-- START OF Data supplied --

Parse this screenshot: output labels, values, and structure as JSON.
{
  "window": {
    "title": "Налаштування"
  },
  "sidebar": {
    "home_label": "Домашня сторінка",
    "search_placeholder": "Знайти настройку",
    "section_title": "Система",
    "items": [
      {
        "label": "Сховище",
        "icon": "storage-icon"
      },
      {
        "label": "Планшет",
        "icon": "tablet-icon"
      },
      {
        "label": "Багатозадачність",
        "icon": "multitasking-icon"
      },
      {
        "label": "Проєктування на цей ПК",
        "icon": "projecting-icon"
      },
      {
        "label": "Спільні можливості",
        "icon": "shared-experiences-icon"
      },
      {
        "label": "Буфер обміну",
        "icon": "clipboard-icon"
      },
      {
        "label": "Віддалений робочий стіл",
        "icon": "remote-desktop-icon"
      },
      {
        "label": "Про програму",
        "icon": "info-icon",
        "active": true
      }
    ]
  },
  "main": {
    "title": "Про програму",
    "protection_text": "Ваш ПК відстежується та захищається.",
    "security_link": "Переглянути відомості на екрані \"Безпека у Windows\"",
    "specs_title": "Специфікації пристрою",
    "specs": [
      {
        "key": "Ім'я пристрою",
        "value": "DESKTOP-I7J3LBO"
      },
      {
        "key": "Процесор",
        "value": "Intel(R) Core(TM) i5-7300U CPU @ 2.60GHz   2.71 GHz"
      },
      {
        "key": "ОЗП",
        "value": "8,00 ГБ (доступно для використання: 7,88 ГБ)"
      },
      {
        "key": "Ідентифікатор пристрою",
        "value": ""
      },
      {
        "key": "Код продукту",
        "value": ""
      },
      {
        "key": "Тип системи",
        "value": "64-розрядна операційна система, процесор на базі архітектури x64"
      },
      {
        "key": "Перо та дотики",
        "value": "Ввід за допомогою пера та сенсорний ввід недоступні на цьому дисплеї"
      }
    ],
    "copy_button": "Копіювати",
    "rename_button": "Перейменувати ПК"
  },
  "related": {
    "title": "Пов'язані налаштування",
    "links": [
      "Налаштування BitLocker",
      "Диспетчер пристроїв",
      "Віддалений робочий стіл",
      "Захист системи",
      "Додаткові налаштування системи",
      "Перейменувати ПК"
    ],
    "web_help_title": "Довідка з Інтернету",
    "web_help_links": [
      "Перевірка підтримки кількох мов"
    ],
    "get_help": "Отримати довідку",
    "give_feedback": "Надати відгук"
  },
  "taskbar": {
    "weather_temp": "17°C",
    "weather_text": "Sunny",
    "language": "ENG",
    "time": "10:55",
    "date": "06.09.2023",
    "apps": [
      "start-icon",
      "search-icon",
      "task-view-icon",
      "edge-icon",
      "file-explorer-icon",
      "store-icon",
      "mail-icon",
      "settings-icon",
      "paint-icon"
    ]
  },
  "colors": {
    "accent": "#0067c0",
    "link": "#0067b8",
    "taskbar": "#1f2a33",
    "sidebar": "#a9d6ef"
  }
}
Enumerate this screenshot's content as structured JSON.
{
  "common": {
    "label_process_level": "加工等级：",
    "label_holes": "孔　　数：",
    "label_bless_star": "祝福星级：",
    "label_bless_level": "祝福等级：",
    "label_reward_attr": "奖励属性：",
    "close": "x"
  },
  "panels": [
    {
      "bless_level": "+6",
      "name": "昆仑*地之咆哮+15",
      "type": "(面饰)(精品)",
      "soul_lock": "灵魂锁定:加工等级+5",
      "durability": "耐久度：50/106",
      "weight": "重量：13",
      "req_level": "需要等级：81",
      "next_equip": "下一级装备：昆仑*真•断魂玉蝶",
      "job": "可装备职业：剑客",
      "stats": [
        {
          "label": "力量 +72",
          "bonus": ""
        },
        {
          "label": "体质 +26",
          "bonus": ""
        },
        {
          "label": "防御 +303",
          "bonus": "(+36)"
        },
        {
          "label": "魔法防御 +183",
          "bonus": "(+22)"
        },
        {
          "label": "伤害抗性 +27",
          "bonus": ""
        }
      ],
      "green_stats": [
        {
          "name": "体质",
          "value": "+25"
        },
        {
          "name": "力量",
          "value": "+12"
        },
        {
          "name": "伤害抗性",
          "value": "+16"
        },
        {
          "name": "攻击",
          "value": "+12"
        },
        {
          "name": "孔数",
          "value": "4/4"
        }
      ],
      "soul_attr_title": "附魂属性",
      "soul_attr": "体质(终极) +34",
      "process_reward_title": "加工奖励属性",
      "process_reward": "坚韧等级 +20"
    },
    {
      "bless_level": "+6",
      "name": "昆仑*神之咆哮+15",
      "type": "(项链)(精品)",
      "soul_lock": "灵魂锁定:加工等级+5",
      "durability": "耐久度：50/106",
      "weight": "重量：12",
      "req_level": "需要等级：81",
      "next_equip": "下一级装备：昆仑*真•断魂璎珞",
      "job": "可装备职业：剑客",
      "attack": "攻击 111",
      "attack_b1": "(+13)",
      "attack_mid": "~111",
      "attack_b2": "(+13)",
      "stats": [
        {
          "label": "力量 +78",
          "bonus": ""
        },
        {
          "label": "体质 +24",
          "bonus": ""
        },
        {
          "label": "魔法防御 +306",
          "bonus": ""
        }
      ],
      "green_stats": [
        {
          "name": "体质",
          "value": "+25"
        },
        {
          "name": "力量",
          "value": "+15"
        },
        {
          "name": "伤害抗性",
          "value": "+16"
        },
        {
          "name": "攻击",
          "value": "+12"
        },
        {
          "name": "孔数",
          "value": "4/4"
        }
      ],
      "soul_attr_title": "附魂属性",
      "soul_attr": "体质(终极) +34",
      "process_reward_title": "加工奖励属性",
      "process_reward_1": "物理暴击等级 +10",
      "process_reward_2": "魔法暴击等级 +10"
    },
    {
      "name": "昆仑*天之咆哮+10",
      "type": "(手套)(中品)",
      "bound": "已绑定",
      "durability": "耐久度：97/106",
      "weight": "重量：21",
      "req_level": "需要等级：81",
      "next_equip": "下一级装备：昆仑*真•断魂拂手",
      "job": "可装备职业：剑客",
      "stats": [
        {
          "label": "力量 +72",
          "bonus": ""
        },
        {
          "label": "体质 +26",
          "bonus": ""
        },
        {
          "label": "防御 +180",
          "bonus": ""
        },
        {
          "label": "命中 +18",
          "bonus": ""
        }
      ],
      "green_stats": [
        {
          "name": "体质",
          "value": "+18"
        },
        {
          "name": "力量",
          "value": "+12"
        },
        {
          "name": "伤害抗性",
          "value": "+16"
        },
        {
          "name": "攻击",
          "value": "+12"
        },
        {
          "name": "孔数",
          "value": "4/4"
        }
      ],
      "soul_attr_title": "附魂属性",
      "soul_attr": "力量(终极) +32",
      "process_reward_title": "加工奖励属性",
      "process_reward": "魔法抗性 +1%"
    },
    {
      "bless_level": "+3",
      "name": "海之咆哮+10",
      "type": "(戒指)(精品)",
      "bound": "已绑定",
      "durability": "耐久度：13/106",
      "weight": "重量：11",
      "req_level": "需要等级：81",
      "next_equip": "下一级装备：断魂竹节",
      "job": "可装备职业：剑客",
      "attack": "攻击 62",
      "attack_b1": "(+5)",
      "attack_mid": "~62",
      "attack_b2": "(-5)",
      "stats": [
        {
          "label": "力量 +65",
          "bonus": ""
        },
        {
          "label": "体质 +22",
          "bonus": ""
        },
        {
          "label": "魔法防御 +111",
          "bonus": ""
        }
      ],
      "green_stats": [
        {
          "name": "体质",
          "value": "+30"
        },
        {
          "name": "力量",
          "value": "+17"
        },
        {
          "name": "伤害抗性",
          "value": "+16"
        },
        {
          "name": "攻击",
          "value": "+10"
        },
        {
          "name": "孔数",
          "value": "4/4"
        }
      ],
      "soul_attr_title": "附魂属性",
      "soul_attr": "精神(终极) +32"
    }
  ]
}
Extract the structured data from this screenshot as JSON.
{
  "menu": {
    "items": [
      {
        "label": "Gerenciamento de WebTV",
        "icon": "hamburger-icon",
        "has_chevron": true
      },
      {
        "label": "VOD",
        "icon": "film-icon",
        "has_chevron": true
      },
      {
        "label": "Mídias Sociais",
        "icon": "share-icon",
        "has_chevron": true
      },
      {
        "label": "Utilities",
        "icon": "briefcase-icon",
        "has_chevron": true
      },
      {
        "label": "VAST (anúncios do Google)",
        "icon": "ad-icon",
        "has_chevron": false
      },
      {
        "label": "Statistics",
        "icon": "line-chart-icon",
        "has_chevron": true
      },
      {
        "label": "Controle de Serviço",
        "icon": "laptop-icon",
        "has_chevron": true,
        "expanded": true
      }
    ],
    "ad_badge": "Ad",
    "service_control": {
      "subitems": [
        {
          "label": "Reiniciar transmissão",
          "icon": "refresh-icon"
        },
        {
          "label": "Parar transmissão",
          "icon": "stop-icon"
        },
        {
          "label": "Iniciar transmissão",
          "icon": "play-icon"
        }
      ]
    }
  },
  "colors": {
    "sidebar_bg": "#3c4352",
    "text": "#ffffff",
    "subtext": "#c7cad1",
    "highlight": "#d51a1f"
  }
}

-- END OF Data supplied --

Short exercise | Tally the lines of the data that hold the string "魔法防御". Answer with the number and nothing more.

Final result | 3